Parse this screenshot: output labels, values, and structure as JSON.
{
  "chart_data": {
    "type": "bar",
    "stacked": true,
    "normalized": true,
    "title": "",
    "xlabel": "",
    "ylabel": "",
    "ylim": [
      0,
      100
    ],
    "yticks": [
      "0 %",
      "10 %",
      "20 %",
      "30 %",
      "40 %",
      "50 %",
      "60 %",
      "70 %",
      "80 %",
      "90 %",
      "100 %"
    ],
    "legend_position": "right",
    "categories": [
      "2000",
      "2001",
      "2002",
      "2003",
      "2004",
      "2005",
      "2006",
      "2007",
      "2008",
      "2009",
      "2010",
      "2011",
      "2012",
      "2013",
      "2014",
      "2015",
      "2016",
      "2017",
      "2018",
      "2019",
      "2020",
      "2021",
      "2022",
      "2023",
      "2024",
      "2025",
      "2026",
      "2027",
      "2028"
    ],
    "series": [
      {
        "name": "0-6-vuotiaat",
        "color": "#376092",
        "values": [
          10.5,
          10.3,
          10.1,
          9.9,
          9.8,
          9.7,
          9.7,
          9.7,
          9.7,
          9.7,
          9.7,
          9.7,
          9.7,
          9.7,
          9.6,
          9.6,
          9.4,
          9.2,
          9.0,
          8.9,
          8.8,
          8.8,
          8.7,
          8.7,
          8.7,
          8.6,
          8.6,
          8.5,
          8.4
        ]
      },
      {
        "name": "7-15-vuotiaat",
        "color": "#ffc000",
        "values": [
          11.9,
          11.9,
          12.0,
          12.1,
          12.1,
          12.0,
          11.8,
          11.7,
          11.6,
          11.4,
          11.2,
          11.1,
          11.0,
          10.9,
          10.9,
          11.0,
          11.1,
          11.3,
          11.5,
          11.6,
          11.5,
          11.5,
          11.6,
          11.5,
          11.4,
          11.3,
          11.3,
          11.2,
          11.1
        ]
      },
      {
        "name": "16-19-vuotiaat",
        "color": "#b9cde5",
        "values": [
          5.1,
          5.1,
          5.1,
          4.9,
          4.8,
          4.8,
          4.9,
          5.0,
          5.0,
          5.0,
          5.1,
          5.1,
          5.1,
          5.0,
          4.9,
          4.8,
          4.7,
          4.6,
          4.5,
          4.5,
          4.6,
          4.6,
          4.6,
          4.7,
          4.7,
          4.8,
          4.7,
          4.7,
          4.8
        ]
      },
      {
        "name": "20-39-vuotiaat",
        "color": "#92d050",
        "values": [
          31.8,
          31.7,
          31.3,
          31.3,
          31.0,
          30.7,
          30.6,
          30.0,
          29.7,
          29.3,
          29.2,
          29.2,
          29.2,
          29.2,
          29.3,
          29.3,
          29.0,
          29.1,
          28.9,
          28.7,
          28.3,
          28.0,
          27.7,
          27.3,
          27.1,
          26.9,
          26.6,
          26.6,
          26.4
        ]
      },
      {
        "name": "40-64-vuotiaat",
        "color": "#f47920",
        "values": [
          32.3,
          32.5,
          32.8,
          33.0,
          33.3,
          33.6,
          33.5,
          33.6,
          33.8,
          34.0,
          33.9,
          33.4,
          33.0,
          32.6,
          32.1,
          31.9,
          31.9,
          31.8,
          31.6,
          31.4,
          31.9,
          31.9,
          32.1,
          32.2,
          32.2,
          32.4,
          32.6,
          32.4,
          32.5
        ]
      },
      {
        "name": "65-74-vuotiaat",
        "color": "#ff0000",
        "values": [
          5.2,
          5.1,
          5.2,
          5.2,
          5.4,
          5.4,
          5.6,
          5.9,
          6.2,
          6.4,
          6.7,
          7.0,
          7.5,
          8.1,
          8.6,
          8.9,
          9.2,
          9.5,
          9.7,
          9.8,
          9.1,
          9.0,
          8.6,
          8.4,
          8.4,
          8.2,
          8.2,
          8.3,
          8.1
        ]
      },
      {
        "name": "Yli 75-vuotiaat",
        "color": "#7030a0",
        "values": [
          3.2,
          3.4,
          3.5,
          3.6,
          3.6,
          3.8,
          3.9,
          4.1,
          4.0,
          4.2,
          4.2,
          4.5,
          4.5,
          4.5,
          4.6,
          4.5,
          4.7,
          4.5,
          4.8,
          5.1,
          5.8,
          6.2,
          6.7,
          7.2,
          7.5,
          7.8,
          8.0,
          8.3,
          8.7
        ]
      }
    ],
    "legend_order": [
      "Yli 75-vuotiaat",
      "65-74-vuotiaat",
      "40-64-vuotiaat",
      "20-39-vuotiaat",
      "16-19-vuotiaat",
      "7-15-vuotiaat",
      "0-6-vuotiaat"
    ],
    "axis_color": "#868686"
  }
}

□ □ □

> [BRIEF]
Please set down each line of the records exactly as given.

> [RESPONSE]
Parse this screenshot: output labels, values, and structure as JSON.
{
  "chart_data": {
    "type": "bar",
    "stacked": true,
    "normalized": true,
    "title": "",
    "xlabel": "",
    "ylabel": "",
    "ylim": [
      0,
      100
    ],
    "yticks": [
      "0 %",
      "10 %",
      "20 %",
      "30 %",
      "40 %",
      "50 %",
      "60 %",
      "70 %",
      "80 %",
      "90 %",
      "100 %"
    ],
    "legend_position": "right",
    "categories": [
      "2000",
      "2001",
      "2002",
      "2003",
      "2004",
      "2005",
      "2006",
      "2007",
      "2008",
      "2009",
      "2010",
      "2011",
      "2012",
      "2013",
      "2014",
      "2015",
      "2016",
      "2017",
      "2018",
      "2019",
      "2020",
      "2021",
      "2022",
      "2023",
      "2024",
      "2025",
      "2026",
      "2027",
      "2028"
    ],
    "series": [
      {
        "name": "0-6-vuotiaat",
        "color": "#376092",
        "values": [
          10.5,
          10.3,
          10.1,
          9.9,
          9.8,
          9.7,
          9.7,
          9.7,
          9.7,
          9.7,
          9.7,
          9.7,
          9.7,
          9.7,
          9.6,
          9.6,
          9.4,
          9.2,
          9.0,
          8.9,
          8.8,
          8.8,
          8.7,
          8.7,
          8.7,
          8.6,
          8.6,
          8.5,
          8.4
        ]
      },
      {
        "name": "7-15-vuotiaat",
        "color": "#ffc000",
        "values": [
          11.9,
          11.9,
          12.0,
          12.1,
          12.1,
          12.0,
          11.8,
          11.7,
          11.6,
          11.4,
          11.2,
          11.1,
          11.0,
          10.9,
          10.9,
          11.0,
          11.1,
          11.3,
          11.5,
          11.6,
          11.5,
          11.5,
          11.6,
          11.5,
          11.4,
          11.3,
          11.3,
          11.2,
          11.1
        ]
      },
      {
        "name": "16-19-vuotiaat",
        "color": "#b9cde5",
        "values": [
          5.1,
          5.1,
          5.1,
          4.9,
          4.8,
          4.8,
          4.9,
          5.0,
          5.0,
          5.0,
          5.1,
          5.1,
          5.1,
          5.0,
          4.9,
          4.8,
          4.7,
          4.6,
          4.5,
          4.5,
          4.6,
          4.6,
          4.6,
          4.7,
          4.7,
          4.8,
          4.7,
          4.7,
          4.8
        ]
      },
      {
        "name": "20-39-vuotiaat",
        "color": "#92d050",
        "values": [
          31.8,
          31.7,
          31.3,
          31.3,
          31.0,
          30.7,
          30.6,
          30.0,
          29.7,
          29.3,
          29.2,
          29.2,
          29.2,
          29.2,
          29.3,
          29.3,
          29.0,
          29.1,
          28.9,
          28.7,
          28.3,
          28.0,
          27.7,
          27.3,
          27.1,
          26.9,
          26.6,
          26.6,
          26.4
        ]
      },
      {
        "name": "40-64-vuotiaat",
        "color": "#f47920",
        "values": [
          32.3,
          32.5,
          32.8,
          33.0,
          33.3,
          33.6,
          33.5,
          33.6,
          33.8,
          34.0,
          33.9,
          33.4,
          33.0,
          32.6,
          32.1,
          31.9,
          31.9,
          31.8,
          31.6,
          31.4,
          31.9,
          31.9,
          32.1,
          32.2,
          32.2,
          32.4,
          32.6,
          32.4,
          32.5
        ]
      },
      {
        "name": "65-74-vuotiaat",
        "color": "#ff0000",
        "values": [
          5.2,
          5.1,
          5.2,
          5.2,
          5.4,
          5.4,
          5.6,
          5.9,
          6.2,
          6.4,
          6.7,
          7.0,
          7.5,
          8.1,
          8.6,
          8.9,
          9.2,
          9.5,
          9.7,
          9.8,
          9.1,
          9.0,
          8.6,
          8.4,
          8.4,
          8.2,
          8.2,
          8.3,
          8.1
        ]
      },
      {
        "name": "Yli 75-vuotiaat",
        "color": "#7030a0",
        "values": [
          3.2,
          3.4,
          3.5,
          3.6,
          3.6,
          3.8,
          3.9,
          4.1,
          4.0,
          4.2,
          4.2,
          4.5,
          4.5,
          4.5,
          4.6,
          4.5,
          4.7,
          4.5,
          4.8,
          5.1,
          5.8,
          6.2,
          6.7,
          7.2,
          7.5,
          7.8,
          8.0,
          8.3,
          8.7
        ]
      }
    ],
    "legend_order": [
      "Yli 75-vuotiaat",
      "65-74-vuotiaat",
      "40-64-vuotiaat",
      "20-39-vuotiaat",
      "16-19-vuotiaat",
      "7-15-vuotiaat",
      "0-6-vuotiaat"
    ],
    "axis_color": "#868686"
  }
}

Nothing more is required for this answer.